### What you are asked to do
Collect every line in the records below that contains the word "Domain".

### Dataset
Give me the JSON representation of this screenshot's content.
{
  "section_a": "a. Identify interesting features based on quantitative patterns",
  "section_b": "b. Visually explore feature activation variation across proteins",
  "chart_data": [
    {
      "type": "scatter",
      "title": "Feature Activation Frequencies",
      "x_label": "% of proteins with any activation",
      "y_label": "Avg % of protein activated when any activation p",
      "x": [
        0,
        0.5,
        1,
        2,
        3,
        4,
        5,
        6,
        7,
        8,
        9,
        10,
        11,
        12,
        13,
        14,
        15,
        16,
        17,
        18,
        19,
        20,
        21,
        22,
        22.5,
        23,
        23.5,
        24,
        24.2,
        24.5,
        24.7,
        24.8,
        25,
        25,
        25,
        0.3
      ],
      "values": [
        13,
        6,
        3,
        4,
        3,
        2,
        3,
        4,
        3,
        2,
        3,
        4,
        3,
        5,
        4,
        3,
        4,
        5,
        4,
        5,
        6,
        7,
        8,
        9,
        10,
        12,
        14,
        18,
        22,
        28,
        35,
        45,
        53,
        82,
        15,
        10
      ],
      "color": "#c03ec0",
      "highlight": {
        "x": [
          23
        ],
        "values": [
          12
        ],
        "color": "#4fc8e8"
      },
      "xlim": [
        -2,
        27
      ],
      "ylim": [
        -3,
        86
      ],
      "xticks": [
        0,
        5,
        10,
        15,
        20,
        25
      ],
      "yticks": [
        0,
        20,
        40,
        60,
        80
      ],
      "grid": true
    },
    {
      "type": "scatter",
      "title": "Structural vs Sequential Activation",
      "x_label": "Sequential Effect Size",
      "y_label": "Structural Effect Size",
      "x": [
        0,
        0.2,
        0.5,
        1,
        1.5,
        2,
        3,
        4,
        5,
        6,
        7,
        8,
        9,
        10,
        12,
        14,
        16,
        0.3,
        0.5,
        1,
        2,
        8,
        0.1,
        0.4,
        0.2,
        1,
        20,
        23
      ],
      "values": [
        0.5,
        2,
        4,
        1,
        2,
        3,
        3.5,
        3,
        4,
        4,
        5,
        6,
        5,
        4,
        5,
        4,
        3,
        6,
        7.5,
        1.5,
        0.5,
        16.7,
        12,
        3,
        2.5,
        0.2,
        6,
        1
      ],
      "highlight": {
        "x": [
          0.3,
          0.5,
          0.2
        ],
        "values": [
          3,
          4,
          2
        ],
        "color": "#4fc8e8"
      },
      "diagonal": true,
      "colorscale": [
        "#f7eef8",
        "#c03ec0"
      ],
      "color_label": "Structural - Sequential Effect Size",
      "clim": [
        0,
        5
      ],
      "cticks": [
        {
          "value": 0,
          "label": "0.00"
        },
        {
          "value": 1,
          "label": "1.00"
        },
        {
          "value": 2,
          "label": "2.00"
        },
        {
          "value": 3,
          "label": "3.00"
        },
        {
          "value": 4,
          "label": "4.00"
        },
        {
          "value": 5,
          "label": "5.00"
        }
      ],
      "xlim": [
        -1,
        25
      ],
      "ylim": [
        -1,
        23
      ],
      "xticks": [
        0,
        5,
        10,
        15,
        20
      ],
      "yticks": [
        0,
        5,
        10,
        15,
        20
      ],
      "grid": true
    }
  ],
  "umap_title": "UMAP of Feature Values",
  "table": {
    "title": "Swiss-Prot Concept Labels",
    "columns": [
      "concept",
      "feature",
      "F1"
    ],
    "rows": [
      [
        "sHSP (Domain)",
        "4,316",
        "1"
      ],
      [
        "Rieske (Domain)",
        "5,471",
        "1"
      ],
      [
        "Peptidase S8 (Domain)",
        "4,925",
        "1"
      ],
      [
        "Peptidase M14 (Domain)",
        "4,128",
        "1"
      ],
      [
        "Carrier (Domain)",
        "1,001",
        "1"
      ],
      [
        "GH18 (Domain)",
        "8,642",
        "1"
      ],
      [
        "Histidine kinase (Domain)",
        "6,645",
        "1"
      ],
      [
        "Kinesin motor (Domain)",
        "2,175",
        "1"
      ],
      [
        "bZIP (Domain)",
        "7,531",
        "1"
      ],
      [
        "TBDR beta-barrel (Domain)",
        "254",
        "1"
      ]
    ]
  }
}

### Result below
        "sHSP (Domain)",
        "Rieske (Domain)",
        "Peptidase S8 (Domain)",
        "Peptidase M14 (Domain)",
        "Carrier (Domain)",
        "GH18 (Domain)",
        "Histidine kinase (Domain)",
        "Kinesin motor (Domain)",
        "bZIP (Domain)",
        "TBDR beta-barrel (Domain)",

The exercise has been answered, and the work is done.